=== Given text ===
■ ■ ■ ■
Parsimony and Collinearity

M. Drew LaMar
February 15, 2019

Announcements

  • Take-home Exam #1 will be live at 11:59 pm Sunday night and due the following Monday at 11:59 pm
    • This is open-universe, except you may not directly ask other people or AI to help you.
    • It is about 30 multiple-choice questions
    • You will submit your answers on Blackboard
  • Solutions to Homework #1 and #2 are on Blackboard
    • Solutions to Homework #3 will be posted after due date

Models in Science

Quote: “Models must be derived to carefully represent each of the science hypotheses.”

\[ H_{1} \Leftrightarrow g_{1}, \ H_{2} \Leftrightarrow g_{2}, \ldots, H_{k} \Leftrightarrow g_{k}. \]

Scientific Question: What is the support or empirical evidence for the ith hypothesis (via its corresponding model), relative to others in the set.

Model Selection: What is the the evidence for each of the hypotheses (and their associated models), given the data.

Models are Approximations

“All models are wrong, but some are useful.”
- Box

Example: Population survival \[ n_{t+1} = s\cdot n_{t} \]

Assumptions:

  • Population survival rate \( s \) does not change over time.
  • Each individual most likely has a different survival rate (\( s \) represents the population average).
  • Biotic and abiotic factors that influence survival rate are being ignored.

Models are Approximations

Discuss: What about Hardy-Weinberg equilibrium? What are the assumptions and approximations that go into this model?

Parameter estimation and model fit

Three common approaches have emerged for general parameter estimation:

  • least squares, LS (or “regression”),
  • maximum likelihood, ML, and
  • Bayesian methods.

Definition: The maximum likelihood estimate (MLE) is the value of the parameter that is most likely, given the data and model.

The Principal of Parsimony

Quote: “A person new to statistical thinking often finds it difficult to relate data, model, and model parameters that must be estimated. These are hard concepts to understand and the concepts are wound into the issue of parsimony. Let the data be fixed and then realize the information in the data is also fixed, then some of this information is "expended” each time a parameter is estimated. Thus, the data will only “support” a certain number of estimates, as this limit is exceeded parameter estimates become either very uncertain (e.g., large standard errors) or reach the point where they are not estimable.“
■ ■ ■ ■
=== Supplied information ===
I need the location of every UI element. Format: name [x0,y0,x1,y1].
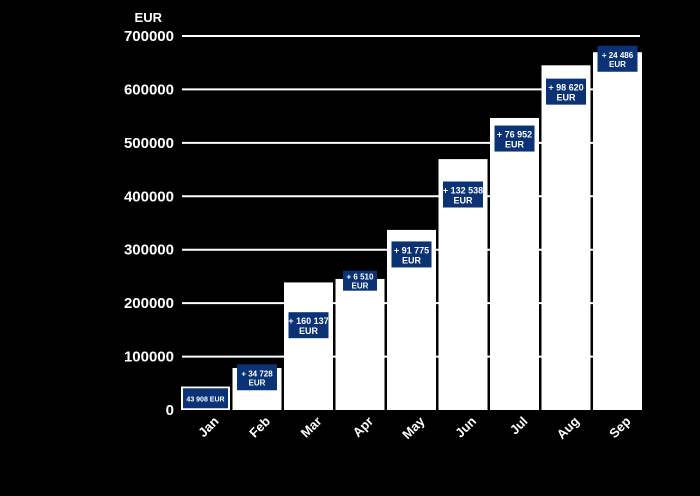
■ ■ ■ ■
=== The task ===
Please write out the portion of the notes on parsimony and collinearity from "M. Drew LaMar" up to and including "to help you.", word for word.

=== Solution ===
M. Drew LaMar
February 15, 2019

Announcements

  • Take-home Exam #1 will be live at 11:59 pm Sunday night and due the following Monday at 11:59 pm
    • This is open-universe, except you may not directly ask other people or AI to help you.